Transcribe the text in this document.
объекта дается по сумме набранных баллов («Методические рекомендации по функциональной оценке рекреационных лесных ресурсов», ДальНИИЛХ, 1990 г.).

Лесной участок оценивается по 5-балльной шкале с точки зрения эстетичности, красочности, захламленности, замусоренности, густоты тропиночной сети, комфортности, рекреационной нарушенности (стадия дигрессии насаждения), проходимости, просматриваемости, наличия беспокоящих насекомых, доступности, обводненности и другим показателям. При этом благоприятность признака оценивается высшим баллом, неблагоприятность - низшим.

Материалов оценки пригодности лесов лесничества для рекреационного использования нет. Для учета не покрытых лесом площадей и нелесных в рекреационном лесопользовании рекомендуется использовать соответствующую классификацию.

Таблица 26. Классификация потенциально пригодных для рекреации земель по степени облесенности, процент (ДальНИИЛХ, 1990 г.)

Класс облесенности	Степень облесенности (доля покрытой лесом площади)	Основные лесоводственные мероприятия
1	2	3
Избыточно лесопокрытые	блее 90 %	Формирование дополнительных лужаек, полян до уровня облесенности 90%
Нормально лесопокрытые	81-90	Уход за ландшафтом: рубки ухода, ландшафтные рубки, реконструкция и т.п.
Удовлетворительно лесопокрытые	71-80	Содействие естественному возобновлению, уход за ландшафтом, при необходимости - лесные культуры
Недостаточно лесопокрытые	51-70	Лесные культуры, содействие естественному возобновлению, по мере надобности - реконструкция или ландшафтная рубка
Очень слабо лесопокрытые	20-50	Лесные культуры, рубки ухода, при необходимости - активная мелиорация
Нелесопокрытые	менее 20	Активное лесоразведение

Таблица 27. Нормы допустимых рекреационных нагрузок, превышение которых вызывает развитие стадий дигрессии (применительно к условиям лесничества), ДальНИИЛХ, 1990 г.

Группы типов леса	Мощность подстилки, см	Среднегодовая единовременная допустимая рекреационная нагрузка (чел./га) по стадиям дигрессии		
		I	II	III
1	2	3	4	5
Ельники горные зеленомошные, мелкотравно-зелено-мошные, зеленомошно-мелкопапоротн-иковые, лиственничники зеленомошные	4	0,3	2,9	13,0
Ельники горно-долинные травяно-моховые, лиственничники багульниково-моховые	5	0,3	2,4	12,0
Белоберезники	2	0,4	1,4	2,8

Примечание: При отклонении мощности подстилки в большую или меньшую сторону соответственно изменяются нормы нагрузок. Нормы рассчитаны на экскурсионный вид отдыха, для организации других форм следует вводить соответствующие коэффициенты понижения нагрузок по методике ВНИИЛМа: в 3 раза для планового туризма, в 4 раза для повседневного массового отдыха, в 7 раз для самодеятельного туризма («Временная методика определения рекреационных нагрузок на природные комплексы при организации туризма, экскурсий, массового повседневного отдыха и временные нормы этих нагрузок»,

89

----

Reproduce the records above exactly.

Transcribe the text in this document.
объекта дается по сумме набранных баллов («Методические рекомендации по функциональной оценке рекреационных лесных ресурсов», ДальНИИЛХ, 1990 г.).

Лесной участок оценивается по 5-балльной шкале с точки зрения эстетичности, красочности, захламленности, замусоренности, густоты тропиночной сети, комфортности, рекреационной нарушенности (стадия дигрессии насаждения), проходимости, просматриваемости, наличия беспокоящих насекомых, доступности, обводненности и другим показателям. При этом благоприятность признака оценивается высшим баллом, неблагоприятность - низшим.

Материалов оценки пригодности лесов лесничества для рекреационного использования нет. Для учета не покрытых лесом площадей и нелесных в рекреационном лесопользовании рекомендуется использовать соответствующую классификацию.

Таблица 26. Классификация потенциально пригодных для рекреации земель по степени облесенности, процент (ДальНИИЛХ, 1990 г.)

Класс облесенности	Степень облесенности (доля покрытой лесом площади)	Основные лесоводственные мероприятия
1	2	3
Избыточно лесопокрытые	блее 90 %	Формирование дополнительных лужаек, полян до уровня облесенности 90%
Нормально лесопокрытые	81-90	Уход за ландшафтом: рубки ухода, ландшафтные рубки, реконструкция и т.п.
Удовлетворительно лесопокрытые	71-80	Содействие естественному возобновлению, уход за ландшафтом, при необходимости - лесные культуры
Недостаточно лесопокрытые	51-70	Лесные культуры, содействие естественному возобновлению, по мере надобности - реконструкция или ландшафтная рубка
Очень слабо лесопокрытые	20-50	Лесные культуры, рубки ухода, при необходимости - активная мелиорация
Нелесопокрытые	менее 20	Активное лесоразведение

Таблица 27. Нормы допустимых рекреационных нагрузок, превышение которых вызывает развитие стадий дигрессии (применительно к условиям лесничества), ДальНИИЛХ, 1990 г.

Группы типов леса	Мощность подстилки, см	Среднегодовая единовременная допустимая рекреационная нагрузка (чел./га) по стадиям дигрессии		
		I	II	III
1	2	3	4	5
Ельники горные зеленомошные, мелкотравно-зелено-мошные, зеленомошно-мелкопапоротн-иковые, лиственничники зеленомошные	4	0,3	2,9	13,0
Ельники горно-долинные травяно-моховые, лиственничники багульниково-моховые	5	0,3	2,4	12,0
Белоберезники	2	0,4	1,4	2,8

Примечание: При отклонении мощности подстилки в большую или меньшую сторону соответственно изменяются нормы нагрузок. Нормы рассчитаны на экскурсионный вид отдыха, для организации других форм следует вводить соответствующие коэффициенты понижения нагрузок по методике ВНИИЛМа: в 3 раза для планового туризма, в 4 раза для повседневного массового отдыха, в 7 раз для самодеятельного туризма («Временная методика определения рекреационных нагрузок на природные комплексы при организации туризма, экскурсий, массового повседневного отдыха и временные нормы этих нагрузок»,

89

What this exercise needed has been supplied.